CHALLENGE: Restate all the material verbatim, except for the pictures.

[Dataset records]
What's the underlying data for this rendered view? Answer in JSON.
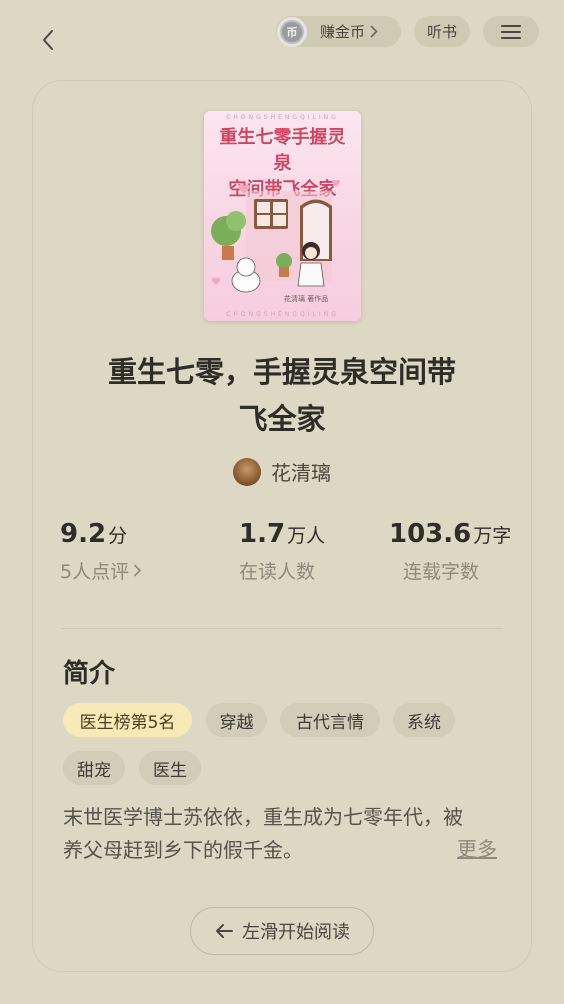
{
  "header": {
    "earn_coins_label": "赚金币",
    "coin_icon_glyph": "币",
    "listen_label": "听书"
  },
  "book": {
    "cover": {
      "title_line1": "重生七零手握灵泉",
      "title_line2": "空间带飞全家",
      "deco_text": "CHONGSHENGQILING",
      "author_text": "花清璃 著作品"
    },
    "title_line1": "重生七零，手握灵泉空间带",
    "title_line2": "飞全家",
    "author": "花清璃"
  },
  "stats": {
    "rating_value": "9.2",
    "rating_unit": "分",
    "rating_label": "5人点评",
    "readers_value": "1.7",
    "readers_unit": "万人",
    "readers_label": "在读人数",
    "words_value": "103.6",
    "words_unit": "万字",
    "words_label": "连载字数"
  },
  "intro": {
    "section_title": "简介",
    "tags": [
      "医生榜第5名",
      "穿越",
      "古代言情",
      "系统",
      "甜宠",
      "医生"
    ],
    "summary_line1": "末世医学博士苏依依，重生成为七零年代，被",
    "summary_line2": "养父母赶到乡下的假千金。",
    "more_label": "更多"
  },
  "start_reading_label": "左滑开始阅读",
  "colors": {
    "background": "#dcd8c3",
    "pill": "#cfcab3",
    "tag": "#d2cdb8",
    "highlight_tag": "#f8eab6",
    "cover_title": "#d9405f"
  },
  "icons": [
    "back-arrow-icon",
    "coin-icon",
    "chevron-right-icon",
    "menu-icon",
    "left-arrow-icon"
  ]
}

ANSWER BELOW:
What's the underlying data for this rendered view? Answer in JSON.
{
  "header": {
    "earn_coins_label": "赚金币",
    "coin_icon_glyph": "币",
    "listen_label": "听书"
  },
  "book": {
    "cover": {
      "title_line1": "重生七零手握灵泉",
      "title_line2": "空间带飞全家",
      "deco_text": "CHONGSHENGQILING",
      "author_text": "花清璃 著作品"
    },
    "title_line1": "重生七零，手握灵泉空间带",
    "title_line2": "飞全家",
    "author": "花清璃"
  },
  "stats": {
    "rating_value": "9.2",
    "rating_unit": "分",
    "rating_label": "5人点评",
    "readers_value": "1.7",
    "readers_unit": "万人",
    "readers_label": "在读人数",
    "words_value": "103.6",
    "words_unit": "万字",
    "words_label": "连载字数"
  },
  "intro": {
    "section_title": "简介",
    "tags": [
      "医生榜第5名",
      "穿越",
      "古代言情",
      "系统",
      "甜宠",
      "医生"
    ],
    "summary_line1": "末世医学博士苏依依，重生成为七零年代，被",
    "summary_line2": "养父母赶到乡下的假千金。",
    "more_label": "更多"
  },
  "start_reading_label": "左滑开始阅读",
  "colors": {
    "background": "#dcd8c3",
    "pill": "#cfcab3",
    "tag": "#d2cdb8",
    "highlight_tag": "#f8eab6",
    "cover_title": "#d9405f"
  },
  "icons": [
    "back-arrow-icon",
    "coin-icon",
    "chevron-right-icon",
    "menu-icon",
    "left-arrow-icon"
  ]
}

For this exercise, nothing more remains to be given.